[Records to use start]

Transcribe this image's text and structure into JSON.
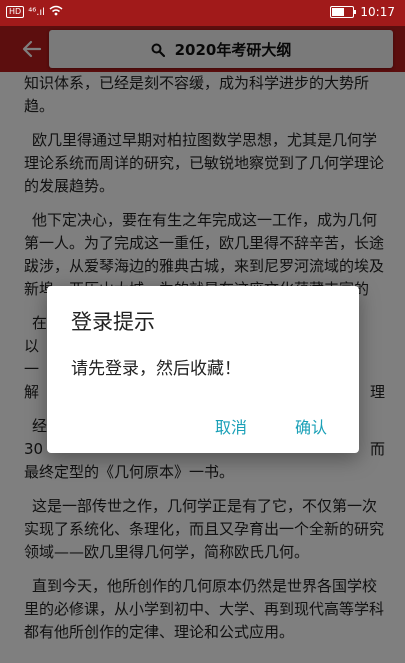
{
  "status_bar": {
    "network_badge": "HD",
    "signal": "⁴⁶.ıl",
    "wifi_icon": "wifi-icon",
    "time": "10:17"
  },
  "app_bar": {
    "back_icon": "arrow-left-icon",
    "search_icon": "search-icon",
    "title": "2020年考研大纲"
  },
  "article": {
    "paragraphs": [
      "知识体系，已经是刻不容缓，成为科学进步的大势所趋。",
      "欧几里得通过早期对柏拉图数学思想，尤其是几何学理论系统而周详的研究，已敏锐地察觉到了几何学理论的发展趋势。",
      "他下定决心，要在有生之年完成这一工作，成为几何第一人。为了完成这一重任，欧几里得不辞辛苦，长途跋涉，从爱琴海边的雅典古城，来到尼罗河流域的埃及新埠一亚历山大城，为的就是在这座文化蕴藏丰富的",
      "在",
      "以",
      "一",
      "解",
      "经",
      "30",
      "最终定型的《几何原本》一书。",
      "这是一部传世之作，几何学正是有了它，不仅第一次实现了系统化、条理化，而且又孕育出一个全新的研究领域——欧几里得几何学，简称欧氏几何。",
      "直到今天，他所创作的几何原本仍然是世界各国学校里的必修课，从小学到初中、大学、再到现代高等学科都有他所创作的定律、理论和公式应用。"
    ],
    "right_fragments": [
      "理",
      "而"
    ]
  },
  "dialog": {
    "title": "登录提示",
    "message": "请先登录，然后收藏！",
    "cancel_label": "取消",
    "confirm_label": "确认",
    "button_color": "#1aa0b7"
  },
  "colors": {
    "primary": "#b81c1c",
    "status_bar": "#a11a1a"
  }
}
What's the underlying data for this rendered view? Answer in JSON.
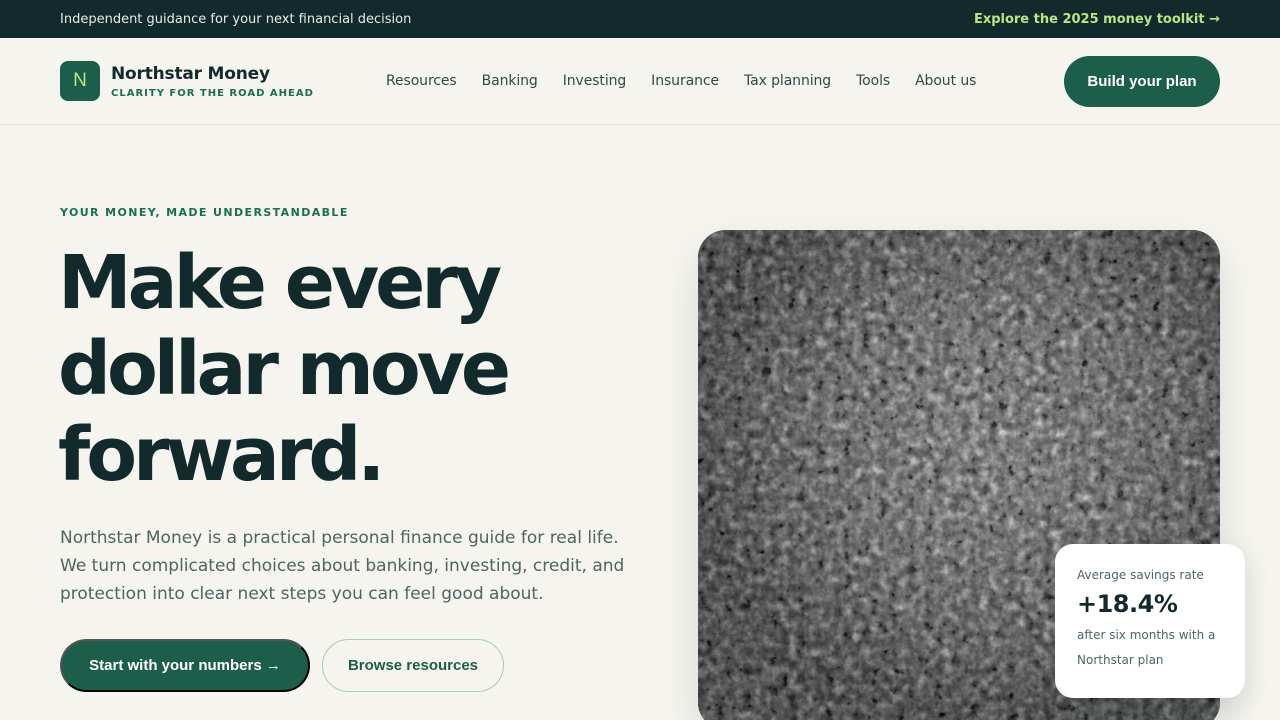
{
  "announcement": {
    "message": "Independent guidance for your next financial decision",
    "link": "Explore the 2025 money toolkit →"
  },
  "brand": {
    "mark": "N",
    "name": "Northstar Money",
    "tagline": "CLARITY FOR THE ROAD AHEAD"
  },
  "nav": {
    "items": [
      {
        "label": "Resources"
      },
      {
        "label": "Banking"
      },
      {
        "label": "Investing"
      },
      {
        "label": "Insurance"
      },
      {
        "label": "Tax planning"
      },
      {
        "label": "Tools"
      },
      {
        "label": "About us"
      }
    ],
    "cta": "Build your plan"
  },
  "hero": {
    "eyebrow": "YOUR MONEY, MADE UNDERSTANDABLE",
    "headline_lines": [
      "Make every",
      "dollar move",
      "forward."
    ],
    "lede": "Northstar Money is a practical personal finance guide for real life. We turn complicated choices about banking, investing, credit, and protection into clear next steps you can feel good about.",
    "primary_button": "Start with your numbers →",
    "secondary_button": "Browse resources"
  },
  "stat_card": {
    "label": "Average savings rate",
    "value": "+18.4%",
    "note": "after six months with a Northstar plan"
  },
  "colors": {
    "accent": "#1d5e4a",
    "dark": "#122a2c",
    "highlight": "#b9e58a",
    "background": "#f5f4ef"
  }
}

[Records to use end]

Using the material above, retype each entry exactly and omit the pictures.

Transcribe this image's text and structure into JSON.
{
  "status_bar": {
    "network_badge": "HD",
    "signal": "⁴⁶.ıl",
    "wifi_icon": "wifi-icon",
    "time": "10:17"
  },
  "app_bar": {
    "back_icon": "arrow-left-icon",
    "search_icon": "search-icon",
    "title": "2020年考研大纲"
  },
  "article": {
    "paragraphs": [
      "知识体系，已经是刻不容缓，成为科学进步的大势所趋。",
      "欧几里得通过早期对柏拉图数学思想，尤其是几何学理论系统而周详的研究，已敏锐地察觉到了几何学理论的发展趋势。",
      "他下定决心，要在有生之年完成这一工作，成为几何第一人。为了完成这一重任，欧几里得不辞辛苦，长途跋涉，从爱琴海边的雅典古城，来到尼罗河流域的埃及新埠一亚历山大城，为的就是在这座文化蕴藏丰富的",
      "在",
      "以",
      "一",
      "解",
      "经",
      "30",
      "最终定型的《几何原本》一书。",
      "这是一部传世之作，几何学正是有了它，不仅第一次实现了系统化、条理化，而且又孕育出一个全新的研究领域——欧几里得几何学，简称欧氏几何。",
      "直到今天，他所创作的几何原本仍然是世界各国学校里的必修课，从小学到初中、大学、再到现代高等学科都有他所创作的定律、理论和公式应用。"
    ],
    "right_fragments": [
      "理",
      "而"
    ]
  },
  "dialog": {
    "title": "登录提示",
    "message": "请先登录，然后收藏！",
    "cancel_label": "取消",
    "confirm_label": "确认",
    "button_color": "#1aa0b7"
  },
  "colors": {
    "primary": "#b81c1c",
    "status_bar": "#a11a1a"
  }
}
What's the underlying data for this rendered view? Answer in JSON.
{
  "announcement": {
    "message": "Independent guidance for your next financial decision",
    "link": "Explore the 2025 money toolkit →"
  },
  "brand": {
    "mark": "N",
    "name": "Northstar Money",
    "tagline": "CLARITY FOR THE ROAD AHEAD"
  },
  "nav": {
    "items": [
      {
        "label": "Resources"
      },
      {
        "label": "Banking"
      },
      {
        "label": "Investing"
      },
      {
        "label": "Insurance"
      },
      {
        "label": "Tax planning"
      },
      {
        "label": "Tools"
      },
      {
        "label": "About us"
      }
    ],
    "cta": "Build your plan"
  },
  "hero": {
    "eyebrow": "YOUR MONEY, MADE UNDERSTANDABLE",
    "headline_lines": [
      "Make every",
      "dollar move",
      "forward."
    ],
    "lede": "Northstar Money is a practical personal finance guide for real life. We turn complicated choices about banking, investing, credit, and protection into clear next steps you can feel good about.",
    "primary_button": "Start with your numbers →",
    "secondary_button": "Browse resources"
  },
  "stat_card": {
    "label": "Average savings rate",
    "value": "+18.4%",
    "note": "after six months with a Northstar plan"
  },
  "colors": {
    "accent": "#1d5e4a",
    "dark": "#122a2c",
    "highlight": "#b9e58a",
    "background": "#f5f4ef"
  }
}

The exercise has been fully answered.